Exercise task ▸ Write the records below out in full, character for character, with no pictures.

Listing ▸
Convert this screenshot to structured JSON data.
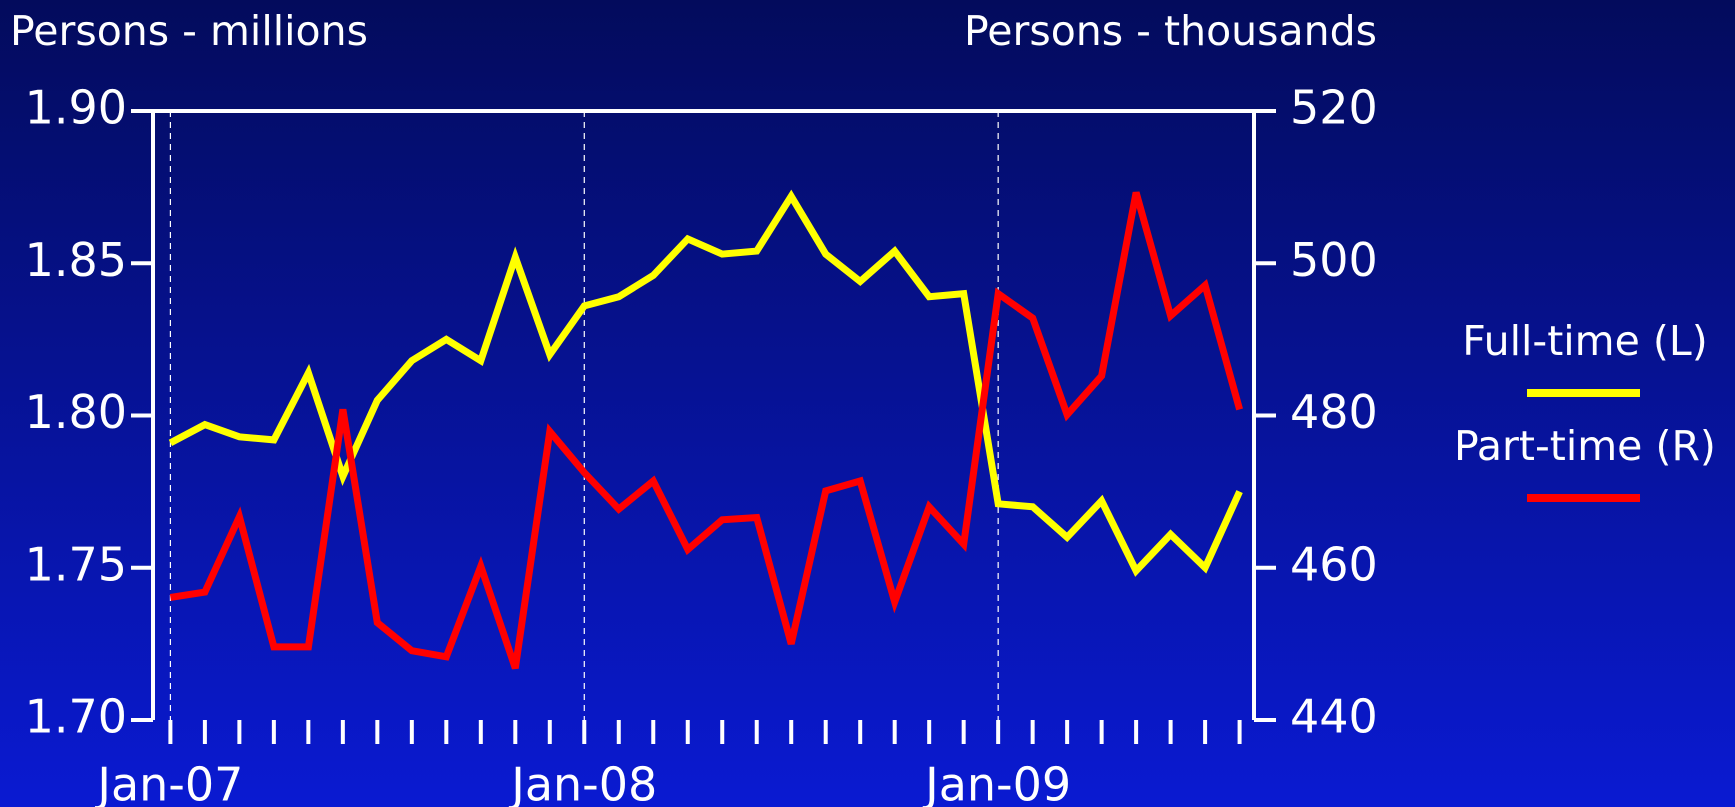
{
  "chart_data": {
    "type": "line",
    "y_label": "Persons - millions",
    "y2_label": "Persons - thousands",
    "categories": [
      "Jan-07",
      null,
      null,
      null,
      null,
      null,
      null,
      null,
      null,
      null,
      null,
      null,
      "Jan-08",
      null,
      null,
      null,
      null,
      null,
      null,
      null,
      null,
      null,
      null,
      null,
      "Jan-09",
      null,
      null,
      null,
      null,
      null,
      null,
      null
    ],
    "series": [
      {
        "name": "Full-time (L)",
        "color": "#ffff00",
        "axis": "y",
        "values": [
          1.791,
          1.797,
          1.793,
          1.792,
          1.814,
          1.78,
          1.805,
          1.818,
          1.825,
          1.818,
          1.852,
          1.82,
          1.836,
          1.839,
          1.846,
          1.858,
          1.853,
          1.854,
          1.872,
          1.853,
          1.844,
          1.854,
          1.839,
          1.84,
          1.771,
          1.77,
          1.76,
          1.772,
          1.749,
          1.761,
          1.75,
          1.775
        ]
      },
      {
        "name": "Part-time (R)",
        "color": "#ff0000",
        "axis": "y2",
        "values": [
          456.1,
          456.8,
          466.7,
          449.6,
          449.6,
          480.8,
          452.8,
          449.1,
          448.3,
          460.2,
          446.8,
          477.9,
          472.5,
          467.7,
          471.4,
          462.4,
          466.3,
          466.6,
          450.0,
          470.1,
          471.4,
          455.5,
          468.0,
          463.1,
          496.0,
          492.8,
          480.1,
          485.2,
          509.3,
          493.1,
          497.1,
          480.8
        ]
      }
    ],
    "ylim": [
      1.7,
      1.9
    ],
    "yticks": [
      {
        "value": 1.7,
        "label": "1.70"
      },
      1.75,
      {
        "value": 1.8,
        "label": "1.80"
      },
      1.85,
      {
        "value": 1.9,
        "label": "1.90"
      }
    ],
    "y2lim": [
      440,
      520
    ],
    "y2ticks": [
      440,
      460,
      480,
      500,
      520
    ],
    "x_grid": "dashed",
    "legend": "right"
  }
}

Complete answer ▸
Convert this screenshot to structured JSON data.
{
  "chart_data": {
    "type": "line",
    "y_label": "Persons - millions",
    "y2_label": "Persons - thousands",
    "categories": [
      "Jan-07",
      null,
      null,
      null,
      null,
      null,
      null,
      null,
      null,
      null,
      null,
      null,
      "Jan-08",
      null,
      null,
      null,
      null,
      null,
      null,
      null,
      null,
      null,
      null,
      null,
      "Jan-09",
      null,
      null,
      null,
      null,
      null,
      null,
      null
    ],
    "series": [
      {
        "name": "Full-time (L)",
        "color": "#ffff00",
        "axis": "y",
        "values": [
          1.791,
          1.797,
          1.793,
          1.792,
          1.814,
          1.78,
          1.805,
          1.818,
          1.825,
          1.818,
          1.852,
          1.82,
          1.836,
          1.839,
          1.846,
          1.858,
          1.853,
          1.854,
          1.872,
          1.853,
          1.844,
          1.854,
          1.839,
          1.84,
          1.771,
          1.77,
          1.76,
          1.772,
          1.749,
          1.761,
          1.75,
          1.775
        ]
      },
      {
        "name": "Part-time (R)",
        "color": "#ff0000",
        "axis": "y2",
        "values": [
          456.1,
          456.8,
          466.7,
          449.6,
          449.6,
          480.8,
          452.8,
          449.1,
          448.3,
          460.2,
          446.8,
          477.9,
          472.5,
          467.7,
          471.4,
          462.4,
          466.3,
          466.6,
          450.0,
          470.1,
          471.4,
          455.5,
          468.0,
          463.1,
          496.0,
          492.8,
          480.1,
          485.2,
          509.3,
          493.1,
          497.1,
          480.8
        ]
      }
    ],
    "ylim": [
      1.7,
      1.9
    ],
    "yticks": [
      {
        "value": 1.7,
        "label": "1.70"
      },
      1.75,
      {
        "value": 1.8,
        "label": "1.80"
      },
      1.85,
      {
        "value": 1.9,
        "label": "1.90"
      }
    ],
    "y2lim": [
      440,
      520
    ],
    "y2ticks": [
      440,
      460,
      480,
      500,
      520
    ],
    "x_grid": "dashed",
    "legend": "right"
  }
}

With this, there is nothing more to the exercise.